● Given text
▶

The Atlanta conductor assembles the trap Avengers and Suicide Squad for his subdued sophomore album, lurking sheepishly in the shadows of Metro’s Gotham City.
Trap’s favourite producer sticks to the mission through thick and thin. It’s not been an easy year for the 29-year-old, enduring the tragic loss of his mother which escalated online concerns for his mental health. But business resumes as usual, cooking up the sequel to his 2018 debut solo album, Not All Heroes Wear Capes, a cinematic trap orchestration, and succeeding 2020’s Savage Mode II with 21 Savage.
Heroes & Villains takes Metro Boomin’s flair to the bare bones, a minimal, subdued soundtrack to the producer’s comic book vision.
The hero concept continues from his 2018 effort. This time round, the concept is fleshed out to create a contrast between the heroes and the villains. Each guest artist represents one of the two camps, a detail that has intention rather than a label. It calls for bone-chilling cuts like “Superhero” with Future, arguably the star of the album through his fierce cadences, signature horrorcore on “Walk Em Down” with 21 Savage, and the intense “Metro Spider” with Young Thug. The answer to Heroes & Villains’ quality is simple: Metro Boomin is too seasoned to deliver an average album. His dark production style always allows plenty pockets for the vocalists to shine, constructing an Atlantan Gotham City that cannot be found in any other trap producer’s work.
Heroes & Villains is consistently enjoyable, though searches for maximum impact. The production is the most skeletal we’ve ever heard Metro, excessively subdued in songs like “Trance” and “Lock on Me”. There’s no sensational beat that holds a candle to production like Without Warning’s “Rap Saved Me” or the layers of “Don’t Come Out the House”. The closest moments are the first twenty seconds of “Umbrella” and closer “Feel the Fiyaaaah”, the former of which should have returned at some point in the song. With such addictive beats in his catalogue, Heroes & Villains feels like Metro not putting his best foot forward. As a result, the majority of Heroes & Villains is enjoyable songs that struggle to individualise their highlights.

◀

● Prompt a
Answer these from the album review, one line each:
(i) In what year did the producer release his debut solo album, Not All Heroes Wear Capes?
(ii) Which guest artist appears on "Metro Spider"?
(iii) Which two songs does the review call excessively subdued?

● Supplied information
▶

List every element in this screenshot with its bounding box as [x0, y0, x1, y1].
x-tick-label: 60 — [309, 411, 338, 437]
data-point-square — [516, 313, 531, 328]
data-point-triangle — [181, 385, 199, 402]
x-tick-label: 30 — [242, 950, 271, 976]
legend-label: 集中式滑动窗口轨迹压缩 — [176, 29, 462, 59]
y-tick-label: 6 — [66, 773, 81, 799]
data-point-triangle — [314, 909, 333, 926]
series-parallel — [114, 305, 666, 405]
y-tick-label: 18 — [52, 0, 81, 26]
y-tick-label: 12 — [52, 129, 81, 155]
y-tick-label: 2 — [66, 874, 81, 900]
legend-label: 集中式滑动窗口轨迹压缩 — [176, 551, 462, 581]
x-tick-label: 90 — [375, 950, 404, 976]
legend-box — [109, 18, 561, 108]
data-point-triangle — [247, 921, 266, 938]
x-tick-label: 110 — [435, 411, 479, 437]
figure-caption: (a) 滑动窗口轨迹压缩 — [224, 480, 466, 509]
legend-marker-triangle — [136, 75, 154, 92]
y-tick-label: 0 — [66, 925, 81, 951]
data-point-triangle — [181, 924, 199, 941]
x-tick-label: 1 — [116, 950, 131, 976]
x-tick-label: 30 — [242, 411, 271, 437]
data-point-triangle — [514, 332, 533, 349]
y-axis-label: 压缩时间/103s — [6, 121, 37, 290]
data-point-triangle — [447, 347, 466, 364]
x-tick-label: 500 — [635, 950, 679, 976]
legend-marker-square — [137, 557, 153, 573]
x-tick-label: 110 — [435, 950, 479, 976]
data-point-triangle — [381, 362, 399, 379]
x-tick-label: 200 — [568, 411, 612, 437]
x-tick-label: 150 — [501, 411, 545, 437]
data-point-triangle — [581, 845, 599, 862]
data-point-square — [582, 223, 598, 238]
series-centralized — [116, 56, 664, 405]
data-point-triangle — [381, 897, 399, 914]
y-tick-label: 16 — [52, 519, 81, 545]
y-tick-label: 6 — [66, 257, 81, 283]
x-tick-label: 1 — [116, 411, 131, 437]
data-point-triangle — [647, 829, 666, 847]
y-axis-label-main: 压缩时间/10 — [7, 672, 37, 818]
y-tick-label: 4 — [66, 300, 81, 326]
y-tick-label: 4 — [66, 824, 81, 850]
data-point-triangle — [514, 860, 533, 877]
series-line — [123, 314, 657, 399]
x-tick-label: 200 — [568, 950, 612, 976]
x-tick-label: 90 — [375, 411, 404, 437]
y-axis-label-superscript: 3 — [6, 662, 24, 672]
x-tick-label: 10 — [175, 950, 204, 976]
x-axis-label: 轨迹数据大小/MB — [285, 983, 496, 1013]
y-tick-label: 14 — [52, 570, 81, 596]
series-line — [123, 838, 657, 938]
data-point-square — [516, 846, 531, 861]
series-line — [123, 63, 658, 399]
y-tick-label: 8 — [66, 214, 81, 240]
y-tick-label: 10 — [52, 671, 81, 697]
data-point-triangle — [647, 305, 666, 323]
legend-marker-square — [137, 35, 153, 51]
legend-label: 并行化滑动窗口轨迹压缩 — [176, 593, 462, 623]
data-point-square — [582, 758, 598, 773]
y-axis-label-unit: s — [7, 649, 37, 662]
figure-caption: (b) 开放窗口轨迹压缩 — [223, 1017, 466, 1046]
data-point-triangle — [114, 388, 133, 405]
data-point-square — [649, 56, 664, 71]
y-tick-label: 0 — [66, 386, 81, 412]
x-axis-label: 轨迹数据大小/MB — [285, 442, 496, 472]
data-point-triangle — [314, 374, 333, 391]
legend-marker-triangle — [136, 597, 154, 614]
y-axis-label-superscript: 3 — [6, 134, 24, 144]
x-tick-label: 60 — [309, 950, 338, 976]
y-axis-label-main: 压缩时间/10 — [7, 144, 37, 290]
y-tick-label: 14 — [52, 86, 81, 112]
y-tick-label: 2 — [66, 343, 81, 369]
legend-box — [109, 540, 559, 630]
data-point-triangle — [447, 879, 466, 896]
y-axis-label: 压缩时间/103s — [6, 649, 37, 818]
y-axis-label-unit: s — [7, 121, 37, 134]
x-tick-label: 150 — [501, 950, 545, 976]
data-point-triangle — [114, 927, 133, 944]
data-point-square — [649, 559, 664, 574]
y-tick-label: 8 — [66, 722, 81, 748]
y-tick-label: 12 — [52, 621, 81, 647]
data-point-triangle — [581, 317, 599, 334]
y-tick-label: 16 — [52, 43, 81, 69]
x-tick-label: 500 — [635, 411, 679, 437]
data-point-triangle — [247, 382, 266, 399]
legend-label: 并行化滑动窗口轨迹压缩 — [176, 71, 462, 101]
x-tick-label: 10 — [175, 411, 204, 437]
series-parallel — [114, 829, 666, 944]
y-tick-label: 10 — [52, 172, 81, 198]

◀

● Prompt b
Please print the rows word for word, beginning with the first row and stopping after the row that contains "x-tick-label: 1 — [116, 950, 131, 976]".

● Exercise output a
(i) 2018
(ii) Young Thug
(iii) "Trance" and "Lock on Me"

● Exercise output b
List every element in this screenshot with its bounding box as [x0, y0, x1, y1].
x-tick-label: 60 — [309, 411, 338, 437]
data-point-square — [516, 313, 531, 328]
data-point-triangle — [181, 385, 199, 402]
x-tick-label: 30 — [242, 950, 271, 976]
legend-label: 集中式滑动窗口轨迹压缩 — [176, 29, 462, 59]
y-tick-label: 6 — [66, 773, 81, 799]
data-point-triangle — [314, 909, 333, 926]
series-parallel — [114, 305, 666, 405]
y-tick-label: 18 — [52, 0, 81, 26]
y-tick-label: 12 — [52, 129, 81, 155]
y-tick-label: 2 — [66, 874, 81, 900]
legend-label: 集中式滑动窗口轨迹压缩 — [176, 551, 462, 581]
x-tick-label: 90 — [375, 950, 404, 976]
legend-box — [109, 18, 561, 108]
data-point-triangle — [247, 921, 266, 938]
x-tick-label: 110 — [435, 411, 479, 437]
figure-caption: (a) 滑动窗口轨迹压缩 — [224, 480, 466, 509]
legend-marker-triangle — [136, 75, 154, 92]
y-tick-label: 0 — [66, 925, 81, 951]
data-point-triangle — [181, 924, 199, 941]
x-tick-label: 1 — [116, 950, 131, 976]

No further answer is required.